Recorded data -
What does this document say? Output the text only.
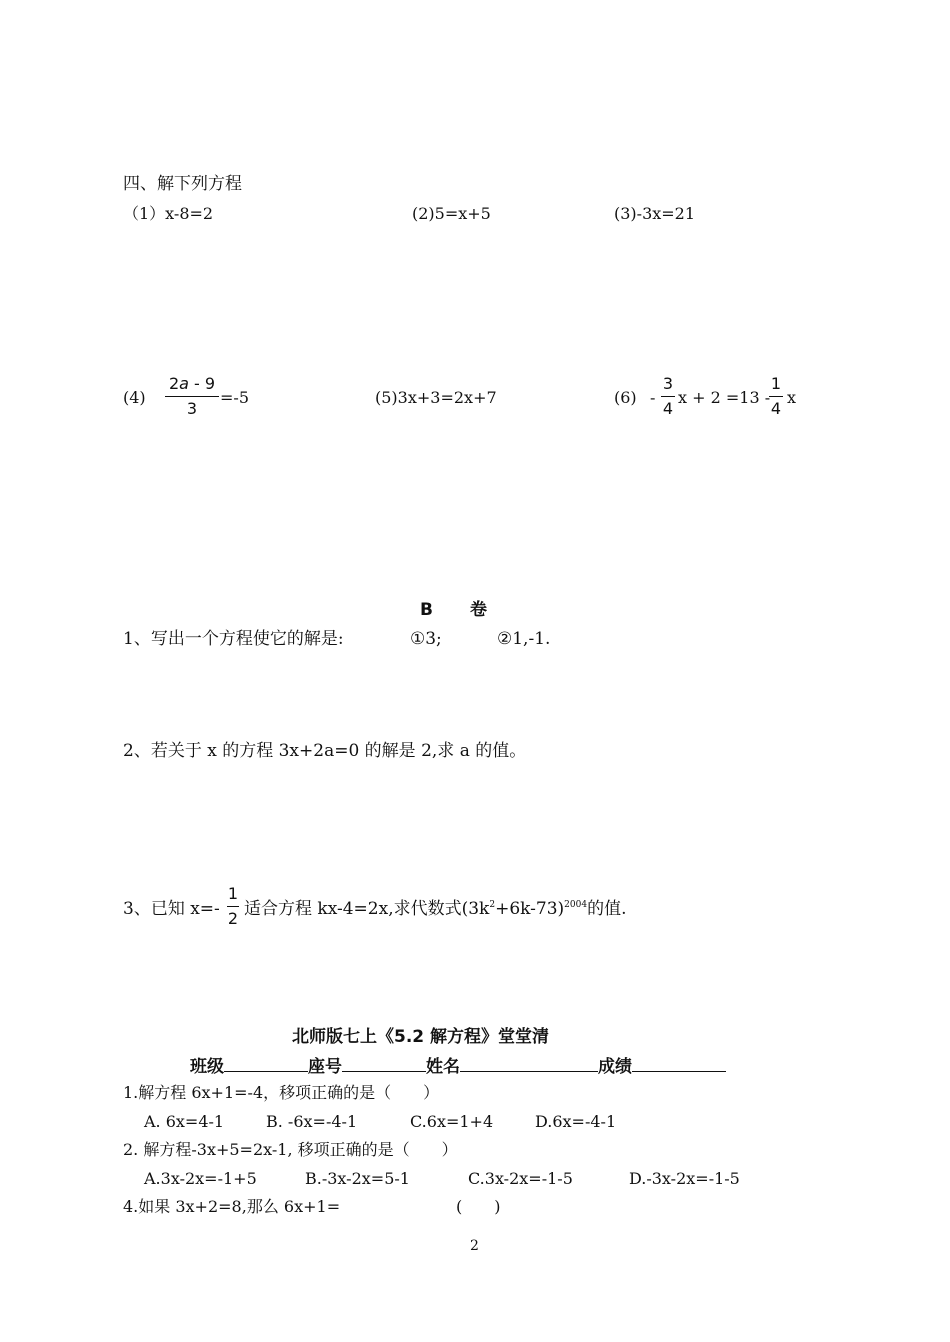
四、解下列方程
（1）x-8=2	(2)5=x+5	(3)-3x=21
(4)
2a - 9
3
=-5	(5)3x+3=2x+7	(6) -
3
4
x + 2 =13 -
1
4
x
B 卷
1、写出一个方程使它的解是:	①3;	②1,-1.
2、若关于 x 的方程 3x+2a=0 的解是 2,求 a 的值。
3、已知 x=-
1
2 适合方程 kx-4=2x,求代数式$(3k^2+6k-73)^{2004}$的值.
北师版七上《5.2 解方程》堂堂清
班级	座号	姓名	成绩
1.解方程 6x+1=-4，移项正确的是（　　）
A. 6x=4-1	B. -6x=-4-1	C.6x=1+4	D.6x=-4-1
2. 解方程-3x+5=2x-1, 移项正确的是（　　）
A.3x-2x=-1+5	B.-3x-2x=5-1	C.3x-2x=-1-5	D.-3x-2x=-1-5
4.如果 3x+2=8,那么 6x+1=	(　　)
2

Work required -
Say how many lines hold the word "移项正确的是", giving the number and nothing else.

Full response -
2